### The task
Find each line in the listing below that contains the string "label" and copy it out in full. Case counts.

(Layout coordinate data)
** start **

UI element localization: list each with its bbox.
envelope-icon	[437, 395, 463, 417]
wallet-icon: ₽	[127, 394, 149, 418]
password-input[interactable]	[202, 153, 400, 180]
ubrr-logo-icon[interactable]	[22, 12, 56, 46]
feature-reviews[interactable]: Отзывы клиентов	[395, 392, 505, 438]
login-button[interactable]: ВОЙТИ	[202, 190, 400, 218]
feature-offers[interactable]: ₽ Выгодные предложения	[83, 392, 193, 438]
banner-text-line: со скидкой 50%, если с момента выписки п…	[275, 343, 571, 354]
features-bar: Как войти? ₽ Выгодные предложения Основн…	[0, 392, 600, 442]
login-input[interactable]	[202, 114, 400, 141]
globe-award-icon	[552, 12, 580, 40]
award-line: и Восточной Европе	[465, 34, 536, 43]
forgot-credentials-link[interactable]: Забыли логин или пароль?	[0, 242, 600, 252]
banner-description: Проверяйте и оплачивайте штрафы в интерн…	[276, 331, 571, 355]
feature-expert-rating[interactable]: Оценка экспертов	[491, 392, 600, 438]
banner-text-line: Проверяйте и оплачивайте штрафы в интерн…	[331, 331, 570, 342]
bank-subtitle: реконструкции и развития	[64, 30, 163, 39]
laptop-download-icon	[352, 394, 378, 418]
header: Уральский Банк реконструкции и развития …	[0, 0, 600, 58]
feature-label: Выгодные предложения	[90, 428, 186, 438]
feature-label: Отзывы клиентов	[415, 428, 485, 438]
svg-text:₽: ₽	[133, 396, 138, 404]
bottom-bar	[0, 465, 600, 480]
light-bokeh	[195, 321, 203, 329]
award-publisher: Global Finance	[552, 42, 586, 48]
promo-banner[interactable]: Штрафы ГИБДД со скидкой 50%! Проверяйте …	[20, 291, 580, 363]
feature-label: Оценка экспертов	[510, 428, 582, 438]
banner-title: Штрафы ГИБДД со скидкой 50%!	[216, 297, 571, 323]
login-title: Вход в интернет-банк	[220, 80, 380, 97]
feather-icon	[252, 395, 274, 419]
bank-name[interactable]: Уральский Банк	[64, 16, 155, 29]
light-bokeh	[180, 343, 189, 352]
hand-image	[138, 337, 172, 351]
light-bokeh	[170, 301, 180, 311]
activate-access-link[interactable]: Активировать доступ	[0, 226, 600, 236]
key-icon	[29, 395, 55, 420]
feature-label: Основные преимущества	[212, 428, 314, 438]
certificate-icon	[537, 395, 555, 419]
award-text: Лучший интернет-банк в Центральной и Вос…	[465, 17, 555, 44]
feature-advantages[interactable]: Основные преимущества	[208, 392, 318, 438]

** end **

### Full response
feature-label: Выгодные предложения	[90, 428, 186, 438]
feature-label: Отзывы клиентов	[415, 428, 485, 438]
feature-label: Оценка экспертов	[510, 428, 582, 438]
feature-label: Основные преимущества	[212, 428, 314, 438]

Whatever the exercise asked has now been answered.